**Your instructions**
Records follow. Select each line holding "this".

--- Information shown ---

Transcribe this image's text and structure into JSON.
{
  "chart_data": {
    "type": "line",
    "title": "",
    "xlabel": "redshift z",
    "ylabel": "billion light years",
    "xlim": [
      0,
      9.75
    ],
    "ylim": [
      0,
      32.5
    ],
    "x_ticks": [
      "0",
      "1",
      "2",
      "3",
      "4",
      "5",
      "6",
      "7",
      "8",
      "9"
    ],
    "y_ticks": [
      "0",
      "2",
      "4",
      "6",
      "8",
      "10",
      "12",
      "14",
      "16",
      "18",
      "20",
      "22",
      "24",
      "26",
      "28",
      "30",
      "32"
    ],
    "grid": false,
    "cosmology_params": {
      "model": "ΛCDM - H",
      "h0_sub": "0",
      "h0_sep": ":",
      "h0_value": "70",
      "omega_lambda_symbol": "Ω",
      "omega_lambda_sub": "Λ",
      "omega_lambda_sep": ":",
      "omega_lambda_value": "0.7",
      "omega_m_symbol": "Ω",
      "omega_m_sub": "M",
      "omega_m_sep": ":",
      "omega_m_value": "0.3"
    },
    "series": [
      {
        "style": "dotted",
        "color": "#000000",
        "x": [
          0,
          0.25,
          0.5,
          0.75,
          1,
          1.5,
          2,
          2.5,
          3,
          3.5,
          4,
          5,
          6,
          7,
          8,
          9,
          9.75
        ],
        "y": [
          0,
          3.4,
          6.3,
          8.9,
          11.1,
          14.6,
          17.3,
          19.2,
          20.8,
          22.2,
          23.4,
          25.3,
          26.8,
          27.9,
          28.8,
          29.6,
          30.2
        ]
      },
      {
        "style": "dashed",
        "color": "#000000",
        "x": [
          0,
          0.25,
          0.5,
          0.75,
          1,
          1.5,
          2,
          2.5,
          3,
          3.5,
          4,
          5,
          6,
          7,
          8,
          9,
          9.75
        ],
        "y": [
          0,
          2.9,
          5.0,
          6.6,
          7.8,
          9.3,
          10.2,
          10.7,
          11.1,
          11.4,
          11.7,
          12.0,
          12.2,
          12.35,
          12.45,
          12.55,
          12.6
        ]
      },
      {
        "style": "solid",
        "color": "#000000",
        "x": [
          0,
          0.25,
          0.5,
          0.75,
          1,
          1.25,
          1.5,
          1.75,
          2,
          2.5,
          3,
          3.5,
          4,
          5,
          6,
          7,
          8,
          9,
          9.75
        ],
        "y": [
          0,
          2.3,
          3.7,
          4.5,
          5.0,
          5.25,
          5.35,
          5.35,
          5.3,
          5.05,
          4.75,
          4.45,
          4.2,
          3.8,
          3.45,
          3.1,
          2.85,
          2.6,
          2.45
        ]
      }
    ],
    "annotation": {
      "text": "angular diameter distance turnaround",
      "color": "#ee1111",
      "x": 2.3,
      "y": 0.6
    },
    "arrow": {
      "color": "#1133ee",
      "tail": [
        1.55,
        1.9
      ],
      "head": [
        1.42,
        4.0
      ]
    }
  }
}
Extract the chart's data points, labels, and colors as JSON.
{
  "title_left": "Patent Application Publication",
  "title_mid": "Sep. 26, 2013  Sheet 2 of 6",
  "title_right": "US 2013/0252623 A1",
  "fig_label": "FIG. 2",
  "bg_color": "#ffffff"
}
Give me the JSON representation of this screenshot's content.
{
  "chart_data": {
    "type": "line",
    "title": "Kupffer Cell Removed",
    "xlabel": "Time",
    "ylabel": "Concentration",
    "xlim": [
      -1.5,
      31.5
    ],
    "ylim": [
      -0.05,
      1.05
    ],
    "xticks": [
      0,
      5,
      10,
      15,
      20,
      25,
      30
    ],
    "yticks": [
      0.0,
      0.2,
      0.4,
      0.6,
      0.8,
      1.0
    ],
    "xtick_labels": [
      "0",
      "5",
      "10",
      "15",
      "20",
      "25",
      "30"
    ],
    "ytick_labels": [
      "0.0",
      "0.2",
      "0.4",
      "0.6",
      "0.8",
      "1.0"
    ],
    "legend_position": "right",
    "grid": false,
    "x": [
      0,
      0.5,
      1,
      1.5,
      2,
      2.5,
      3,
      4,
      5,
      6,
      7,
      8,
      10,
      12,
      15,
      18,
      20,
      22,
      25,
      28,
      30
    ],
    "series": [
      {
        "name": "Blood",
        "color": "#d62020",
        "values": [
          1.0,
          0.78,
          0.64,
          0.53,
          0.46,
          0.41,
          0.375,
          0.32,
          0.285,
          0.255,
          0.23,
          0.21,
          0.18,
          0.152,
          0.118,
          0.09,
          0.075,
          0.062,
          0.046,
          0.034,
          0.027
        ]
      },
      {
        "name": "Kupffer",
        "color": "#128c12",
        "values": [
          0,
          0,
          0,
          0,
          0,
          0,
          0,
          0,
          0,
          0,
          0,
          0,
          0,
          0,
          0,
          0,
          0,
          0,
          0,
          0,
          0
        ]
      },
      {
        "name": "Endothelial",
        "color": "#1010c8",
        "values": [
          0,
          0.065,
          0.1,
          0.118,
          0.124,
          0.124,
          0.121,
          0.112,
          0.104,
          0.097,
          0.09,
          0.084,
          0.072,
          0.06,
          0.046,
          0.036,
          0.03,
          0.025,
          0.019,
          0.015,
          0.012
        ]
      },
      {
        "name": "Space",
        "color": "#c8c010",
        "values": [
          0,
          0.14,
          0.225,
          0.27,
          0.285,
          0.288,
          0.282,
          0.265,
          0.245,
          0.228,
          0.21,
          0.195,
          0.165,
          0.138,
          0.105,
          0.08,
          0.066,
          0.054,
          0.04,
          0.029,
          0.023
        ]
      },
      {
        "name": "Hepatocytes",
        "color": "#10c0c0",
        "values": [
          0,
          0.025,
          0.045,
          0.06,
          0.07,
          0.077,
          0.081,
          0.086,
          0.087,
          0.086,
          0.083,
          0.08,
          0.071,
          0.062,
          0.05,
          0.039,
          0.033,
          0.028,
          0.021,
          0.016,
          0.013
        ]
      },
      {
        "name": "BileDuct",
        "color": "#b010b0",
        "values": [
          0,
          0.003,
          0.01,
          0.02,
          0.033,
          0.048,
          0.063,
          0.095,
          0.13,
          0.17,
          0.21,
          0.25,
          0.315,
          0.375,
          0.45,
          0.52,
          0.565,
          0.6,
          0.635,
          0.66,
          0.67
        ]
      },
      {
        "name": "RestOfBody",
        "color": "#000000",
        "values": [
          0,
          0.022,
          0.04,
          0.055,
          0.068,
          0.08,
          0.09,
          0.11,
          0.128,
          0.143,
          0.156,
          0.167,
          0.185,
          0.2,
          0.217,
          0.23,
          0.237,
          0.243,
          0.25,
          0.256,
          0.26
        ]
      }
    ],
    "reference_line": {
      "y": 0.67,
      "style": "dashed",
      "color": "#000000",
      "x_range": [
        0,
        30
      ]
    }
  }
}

---

**Correct result**
Transcribe this image's text and structure into JSON.
Give me the JSON representation of this screenshot's content.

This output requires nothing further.